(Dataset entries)
________________

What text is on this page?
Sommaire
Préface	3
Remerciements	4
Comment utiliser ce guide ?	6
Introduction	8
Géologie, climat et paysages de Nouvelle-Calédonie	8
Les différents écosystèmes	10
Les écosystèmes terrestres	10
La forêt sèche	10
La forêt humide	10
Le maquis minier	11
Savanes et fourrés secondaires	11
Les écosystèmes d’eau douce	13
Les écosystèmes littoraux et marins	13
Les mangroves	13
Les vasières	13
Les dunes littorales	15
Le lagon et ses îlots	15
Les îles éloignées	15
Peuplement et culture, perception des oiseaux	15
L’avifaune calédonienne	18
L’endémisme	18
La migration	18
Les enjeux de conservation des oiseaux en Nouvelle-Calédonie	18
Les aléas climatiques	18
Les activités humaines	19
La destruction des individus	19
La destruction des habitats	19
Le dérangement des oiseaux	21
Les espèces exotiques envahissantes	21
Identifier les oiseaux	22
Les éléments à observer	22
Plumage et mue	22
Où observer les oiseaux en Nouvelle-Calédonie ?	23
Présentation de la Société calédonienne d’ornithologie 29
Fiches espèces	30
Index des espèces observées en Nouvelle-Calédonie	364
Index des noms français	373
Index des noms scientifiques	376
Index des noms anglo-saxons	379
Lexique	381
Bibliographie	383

________________

• [EXERCISE BRIEF] Copy the data above in full, character for character.

• [ANSWER BELOW]
What text is on this page?
Sommaire
Préface	3
Remerciements	4
Comment utiliser ce guide ?	6
Introduction	8
Géologie, climat et paysages de Nouvelle-Calédonie	8
Les différents écosystèmes	10
Les écosystèmes terrestres	10
La forêt sèche	10
La forêt humide	10
Le maquis minier	11
Savanes et fourrés secondaires	11
Les écosystèmes d’eau douce	13
Les écosystèmes littoraux et marins	13
Les mangroves	13
Les vasières	13
Les dunes littorales	15
Le lagon et ses îlots	15
Les îles éloignées	15
Peuplement et culture, perception des oiseaux	15
L’avifaune calédonienne	18
L’endémisme	18
La migration	18
Les enjeux de conservation des oiseaux en Nouvelle-Calédonie	18
Les aléas climatiques	18
Les activités humaines	19
La destruction des individus	19
La destruction des habitats	19
Le dérangement des oiseaux	21
Les espèces exotiques envahissantes	21
Identifier les oiseaux	22
Les éléments à observer	22
Plumage et mue	22
Où observer les oiseaux en Nouvelle-Calédonie ?	23
Présentation de la Société calédonienne d’ornithologie 29
Fiches espèces	30
Index des espèces observées en Nouvelle-Calédonie	364
Index des noms français	373
Index des noms scientifiques	376
Index des noms anglo-saxons	379
Lexique	381
Bibliographie	383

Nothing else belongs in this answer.